BRIEF: Show, in full, each line of the data that contains "Peak".

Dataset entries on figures
_ _ _ _ _

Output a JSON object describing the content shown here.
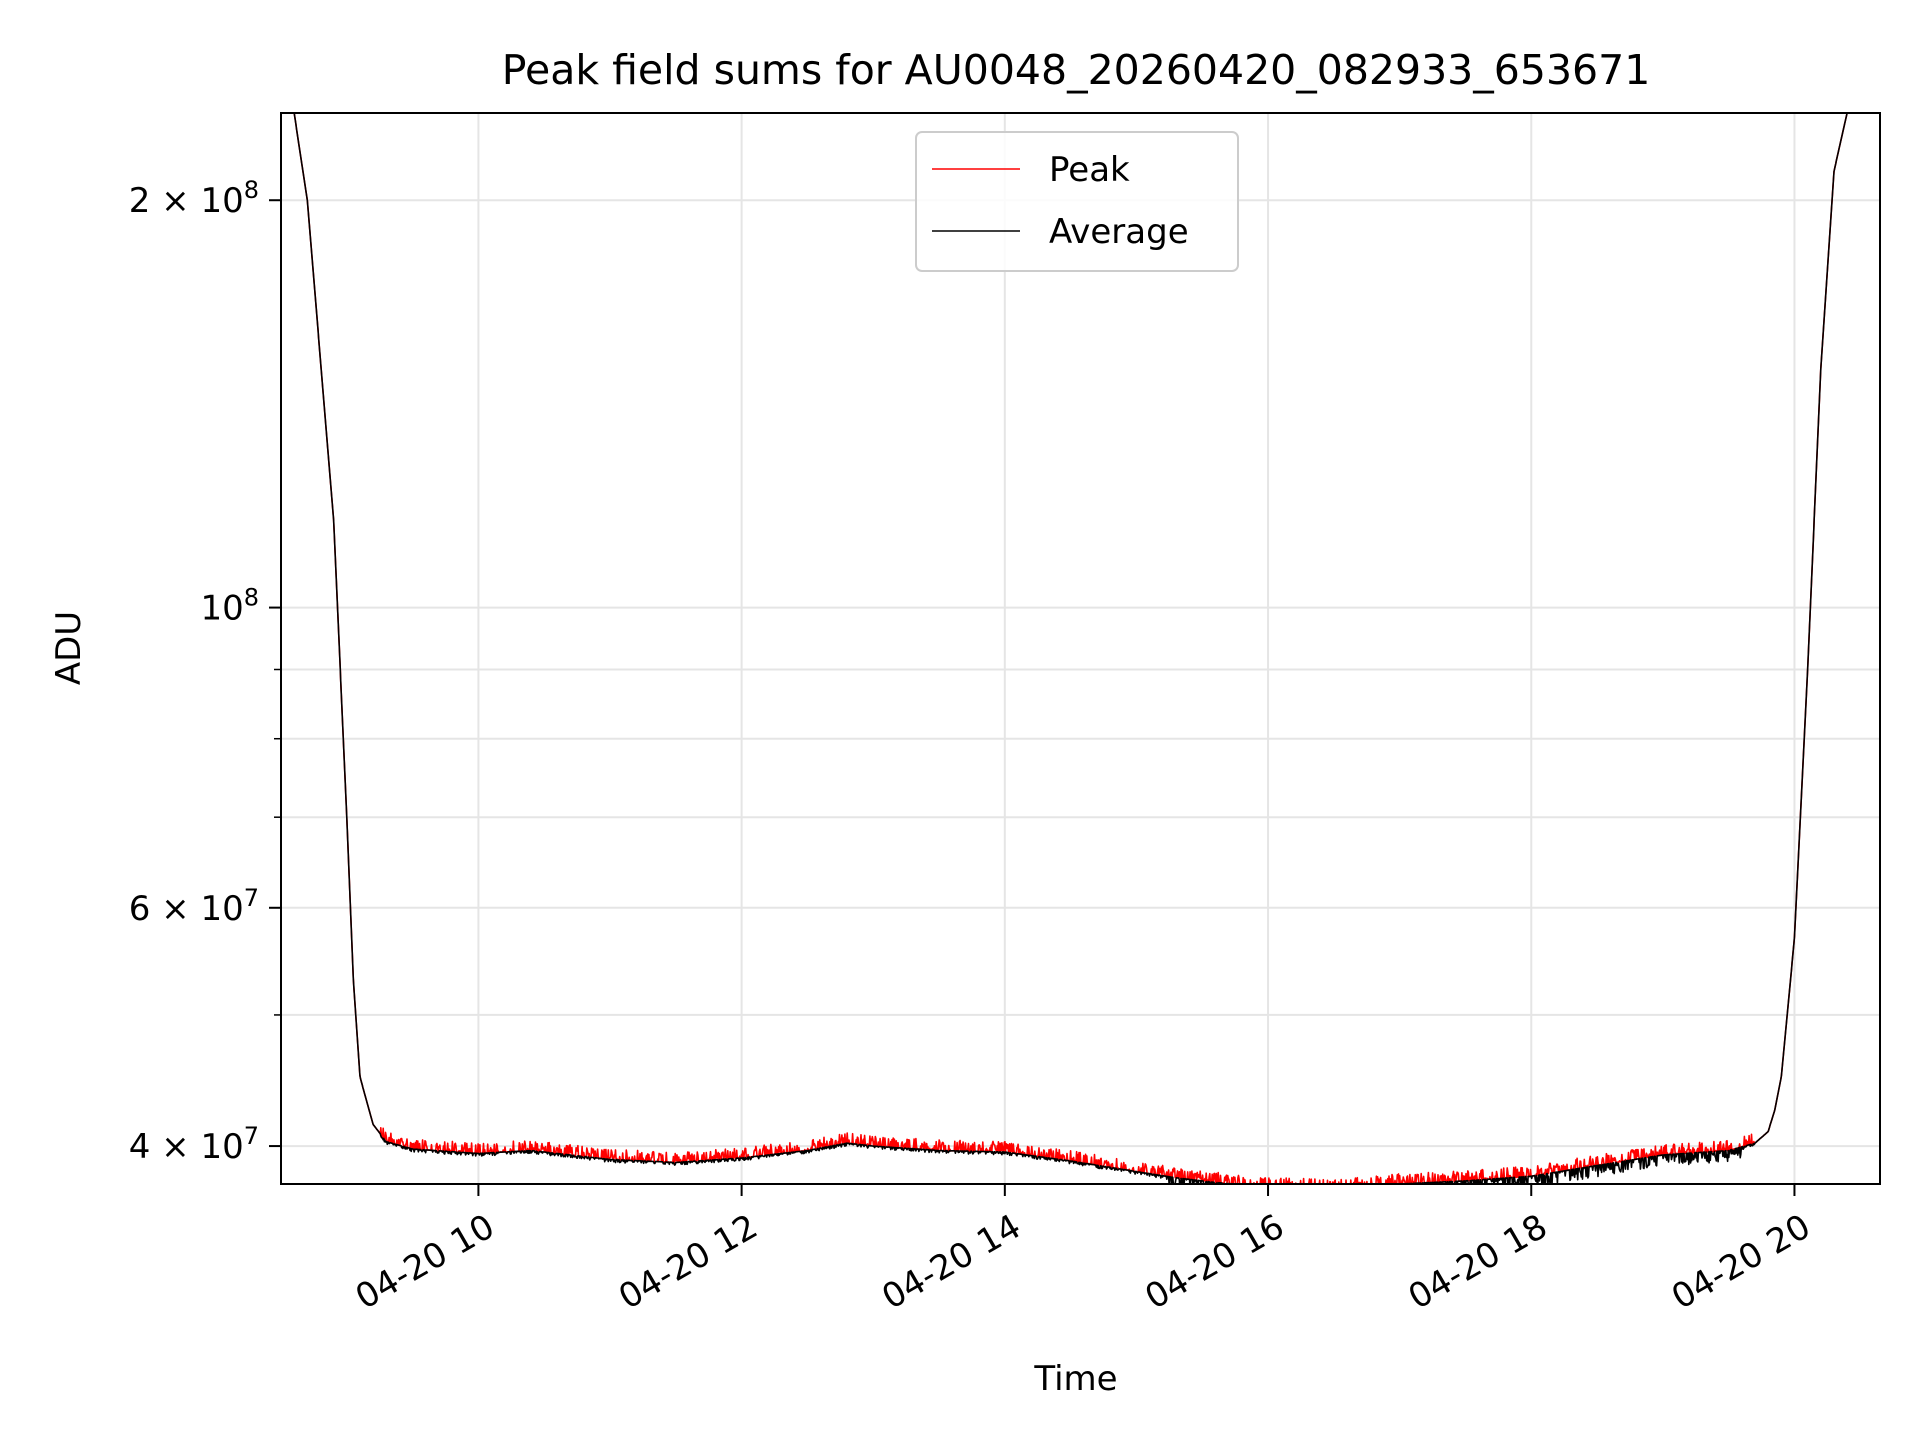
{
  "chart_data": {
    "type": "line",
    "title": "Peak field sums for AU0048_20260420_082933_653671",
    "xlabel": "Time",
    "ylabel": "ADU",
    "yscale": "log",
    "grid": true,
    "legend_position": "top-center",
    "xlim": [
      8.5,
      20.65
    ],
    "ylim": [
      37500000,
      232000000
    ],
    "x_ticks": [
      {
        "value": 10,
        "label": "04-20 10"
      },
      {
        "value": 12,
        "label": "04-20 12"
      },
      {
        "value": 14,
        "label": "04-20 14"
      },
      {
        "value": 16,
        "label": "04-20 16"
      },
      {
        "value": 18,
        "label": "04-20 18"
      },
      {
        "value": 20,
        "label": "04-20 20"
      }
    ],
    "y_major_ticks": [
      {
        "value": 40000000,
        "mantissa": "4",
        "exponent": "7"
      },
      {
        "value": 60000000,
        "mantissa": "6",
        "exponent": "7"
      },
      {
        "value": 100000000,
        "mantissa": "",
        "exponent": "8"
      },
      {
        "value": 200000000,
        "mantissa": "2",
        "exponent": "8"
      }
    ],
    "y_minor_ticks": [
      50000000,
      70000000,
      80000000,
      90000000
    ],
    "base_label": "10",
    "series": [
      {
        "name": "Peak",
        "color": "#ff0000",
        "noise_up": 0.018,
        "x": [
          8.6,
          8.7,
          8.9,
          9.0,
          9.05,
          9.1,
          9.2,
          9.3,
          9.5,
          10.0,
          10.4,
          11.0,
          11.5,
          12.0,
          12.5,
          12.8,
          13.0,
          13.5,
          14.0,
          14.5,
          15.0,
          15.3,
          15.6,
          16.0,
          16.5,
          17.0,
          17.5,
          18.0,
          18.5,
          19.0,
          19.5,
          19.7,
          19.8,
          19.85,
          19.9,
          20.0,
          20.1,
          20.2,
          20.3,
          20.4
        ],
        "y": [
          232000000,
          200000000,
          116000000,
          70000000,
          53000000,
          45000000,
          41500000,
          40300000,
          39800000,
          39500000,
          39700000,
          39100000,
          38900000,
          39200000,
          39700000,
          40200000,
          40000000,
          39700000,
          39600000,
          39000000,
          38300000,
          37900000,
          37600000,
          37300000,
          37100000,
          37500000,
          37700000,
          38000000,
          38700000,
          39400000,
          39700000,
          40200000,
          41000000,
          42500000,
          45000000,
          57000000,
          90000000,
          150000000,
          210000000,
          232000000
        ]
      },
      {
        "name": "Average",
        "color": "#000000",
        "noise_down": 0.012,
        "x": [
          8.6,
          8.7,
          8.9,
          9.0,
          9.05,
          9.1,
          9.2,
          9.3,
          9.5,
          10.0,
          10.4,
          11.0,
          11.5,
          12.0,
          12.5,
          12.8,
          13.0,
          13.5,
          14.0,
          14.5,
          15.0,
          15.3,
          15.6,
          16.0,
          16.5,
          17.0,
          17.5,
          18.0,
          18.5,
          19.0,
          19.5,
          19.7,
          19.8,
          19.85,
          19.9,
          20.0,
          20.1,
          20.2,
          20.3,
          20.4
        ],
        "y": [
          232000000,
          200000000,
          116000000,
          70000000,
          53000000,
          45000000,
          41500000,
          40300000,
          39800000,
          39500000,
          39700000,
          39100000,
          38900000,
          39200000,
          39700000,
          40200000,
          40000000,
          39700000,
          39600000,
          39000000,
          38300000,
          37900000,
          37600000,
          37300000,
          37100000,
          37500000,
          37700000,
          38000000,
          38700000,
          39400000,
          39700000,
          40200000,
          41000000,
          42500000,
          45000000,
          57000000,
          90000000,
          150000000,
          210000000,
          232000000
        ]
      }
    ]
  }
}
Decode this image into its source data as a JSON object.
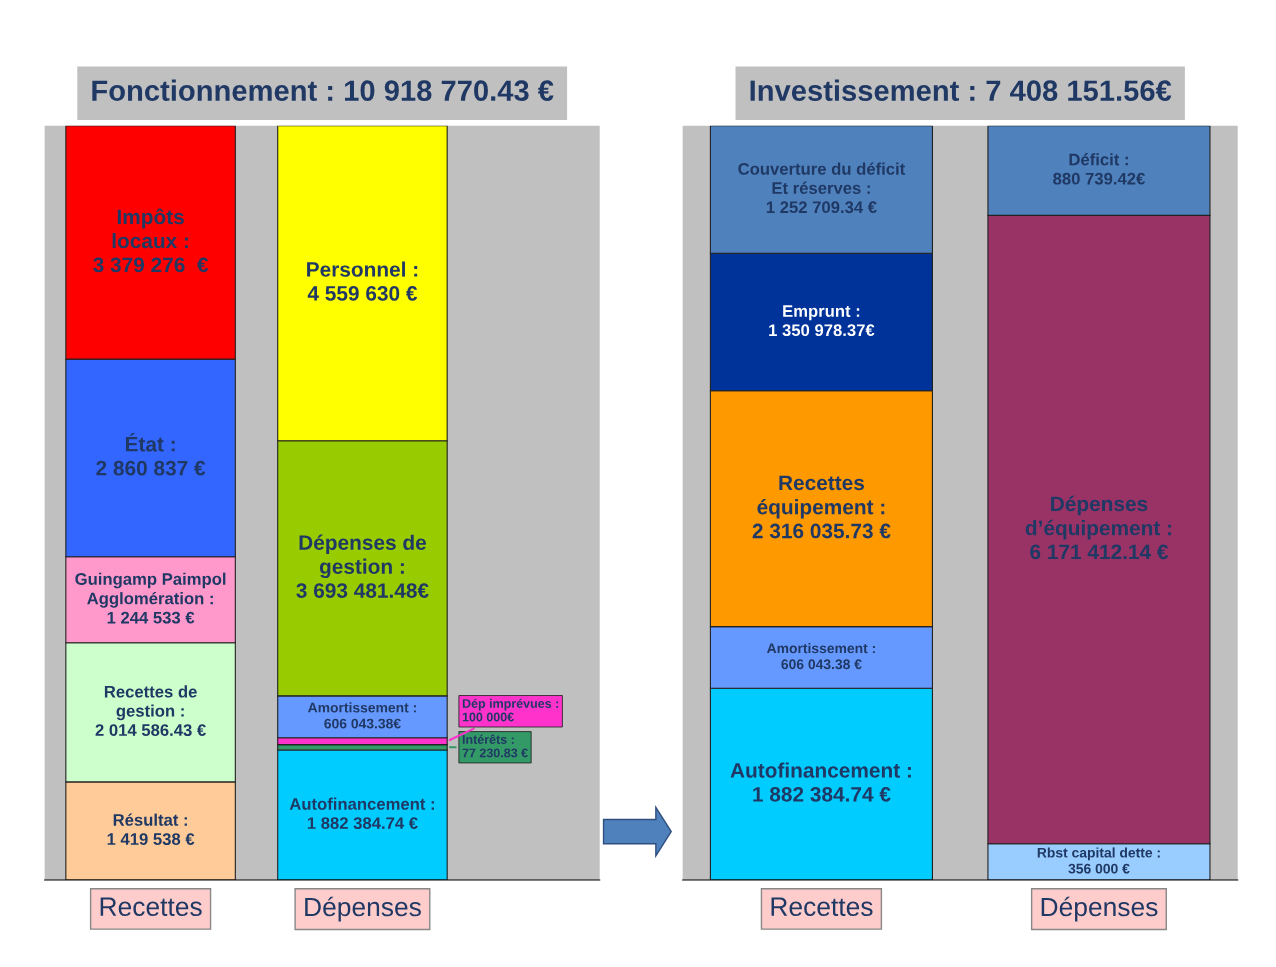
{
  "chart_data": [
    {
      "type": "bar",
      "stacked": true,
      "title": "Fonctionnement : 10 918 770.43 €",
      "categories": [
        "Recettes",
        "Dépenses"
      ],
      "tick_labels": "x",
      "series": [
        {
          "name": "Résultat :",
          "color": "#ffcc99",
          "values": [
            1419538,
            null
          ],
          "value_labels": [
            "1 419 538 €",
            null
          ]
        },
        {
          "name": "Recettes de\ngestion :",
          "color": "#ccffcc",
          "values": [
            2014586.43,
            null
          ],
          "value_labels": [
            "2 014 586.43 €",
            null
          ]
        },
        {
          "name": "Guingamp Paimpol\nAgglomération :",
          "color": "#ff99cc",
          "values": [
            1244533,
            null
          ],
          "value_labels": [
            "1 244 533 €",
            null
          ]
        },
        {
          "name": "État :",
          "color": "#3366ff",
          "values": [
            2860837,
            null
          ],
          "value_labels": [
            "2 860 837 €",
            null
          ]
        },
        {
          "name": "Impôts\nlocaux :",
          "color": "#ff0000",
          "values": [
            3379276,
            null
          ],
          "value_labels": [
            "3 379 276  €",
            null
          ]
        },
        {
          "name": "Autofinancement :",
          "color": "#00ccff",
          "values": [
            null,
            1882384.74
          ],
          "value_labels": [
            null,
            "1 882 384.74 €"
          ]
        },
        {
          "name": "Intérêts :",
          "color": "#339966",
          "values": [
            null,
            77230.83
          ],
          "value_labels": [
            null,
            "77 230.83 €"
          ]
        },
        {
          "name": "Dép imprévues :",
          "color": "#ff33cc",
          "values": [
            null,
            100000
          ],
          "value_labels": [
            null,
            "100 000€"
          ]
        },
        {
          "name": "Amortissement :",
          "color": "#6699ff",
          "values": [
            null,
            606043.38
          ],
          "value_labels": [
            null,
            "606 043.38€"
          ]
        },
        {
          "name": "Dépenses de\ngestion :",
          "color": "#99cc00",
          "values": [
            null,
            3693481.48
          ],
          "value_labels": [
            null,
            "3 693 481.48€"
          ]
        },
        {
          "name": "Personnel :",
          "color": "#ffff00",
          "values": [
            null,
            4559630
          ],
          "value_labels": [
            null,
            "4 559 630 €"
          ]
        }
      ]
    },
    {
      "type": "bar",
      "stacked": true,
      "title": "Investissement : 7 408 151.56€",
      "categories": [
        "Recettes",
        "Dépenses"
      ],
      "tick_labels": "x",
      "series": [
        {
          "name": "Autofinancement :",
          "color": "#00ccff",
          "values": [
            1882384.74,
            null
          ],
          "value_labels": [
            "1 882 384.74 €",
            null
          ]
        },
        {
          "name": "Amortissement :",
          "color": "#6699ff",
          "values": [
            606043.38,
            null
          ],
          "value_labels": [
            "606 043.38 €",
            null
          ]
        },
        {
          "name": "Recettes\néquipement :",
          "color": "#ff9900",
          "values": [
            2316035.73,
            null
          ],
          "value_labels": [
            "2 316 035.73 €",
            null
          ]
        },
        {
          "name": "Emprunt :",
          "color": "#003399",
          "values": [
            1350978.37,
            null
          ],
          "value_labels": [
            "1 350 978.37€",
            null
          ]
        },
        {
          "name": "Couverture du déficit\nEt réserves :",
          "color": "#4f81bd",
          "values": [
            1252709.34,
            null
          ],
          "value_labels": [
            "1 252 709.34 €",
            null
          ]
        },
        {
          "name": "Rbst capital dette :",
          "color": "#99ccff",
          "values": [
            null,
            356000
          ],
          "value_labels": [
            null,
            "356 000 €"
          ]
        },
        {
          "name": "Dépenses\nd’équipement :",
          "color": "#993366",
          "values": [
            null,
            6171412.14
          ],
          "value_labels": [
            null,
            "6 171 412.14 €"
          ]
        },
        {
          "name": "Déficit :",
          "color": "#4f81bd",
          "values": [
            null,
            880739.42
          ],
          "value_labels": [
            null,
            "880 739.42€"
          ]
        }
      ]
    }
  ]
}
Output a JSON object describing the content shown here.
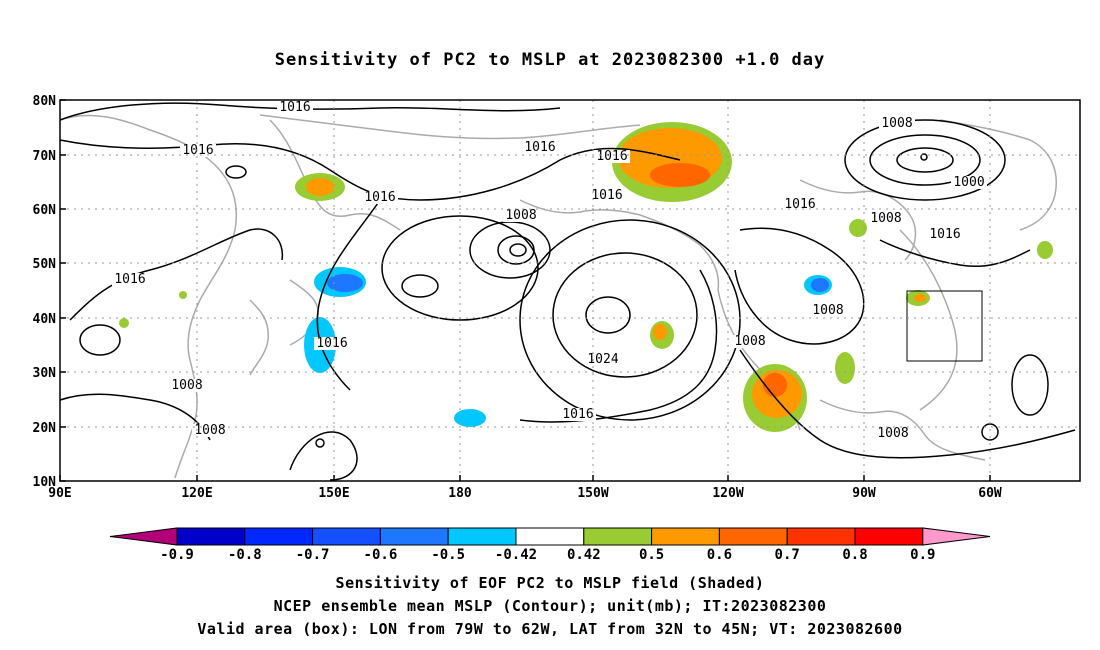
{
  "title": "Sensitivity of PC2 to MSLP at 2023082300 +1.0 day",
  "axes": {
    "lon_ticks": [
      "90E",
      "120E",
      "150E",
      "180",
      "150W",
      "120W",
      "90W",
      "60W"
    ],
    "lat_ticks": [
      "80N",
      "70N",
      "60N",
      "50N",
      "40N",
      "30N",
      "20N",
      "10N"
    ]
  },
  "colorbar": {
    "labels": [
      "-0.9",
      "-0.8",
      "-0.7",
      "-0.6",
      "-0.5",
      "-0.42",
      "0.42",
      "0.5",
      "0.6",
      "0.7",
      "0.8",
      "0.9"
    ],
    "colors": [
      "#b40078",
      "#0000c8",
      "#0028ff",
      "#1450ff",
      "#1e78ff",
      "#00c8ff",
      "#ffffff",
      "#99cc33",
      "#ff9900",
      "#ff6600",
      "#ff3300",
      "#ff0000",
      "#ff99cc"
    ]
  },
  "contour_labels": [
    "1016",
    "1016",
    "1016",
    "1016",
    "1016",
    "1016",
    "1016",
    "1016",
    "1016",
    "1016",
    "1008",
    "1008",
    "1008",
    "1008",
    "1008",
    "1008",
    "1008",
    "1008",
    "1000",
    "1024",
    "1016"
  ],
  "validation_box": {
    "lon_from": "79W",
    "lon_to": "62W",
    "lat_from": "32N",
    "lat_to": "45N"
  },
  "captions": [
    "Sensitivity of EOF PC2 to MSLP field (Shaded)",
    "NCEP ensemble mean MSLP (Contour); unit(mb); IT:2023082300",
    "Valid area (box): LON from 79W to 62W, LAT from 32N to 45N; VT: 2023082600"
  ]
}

_ _ _ _ _

RESULT OF THE EXERCISE:
    "title": "Peak field sums for AU0048_20260420_082933_653671",
        "name": "Peak",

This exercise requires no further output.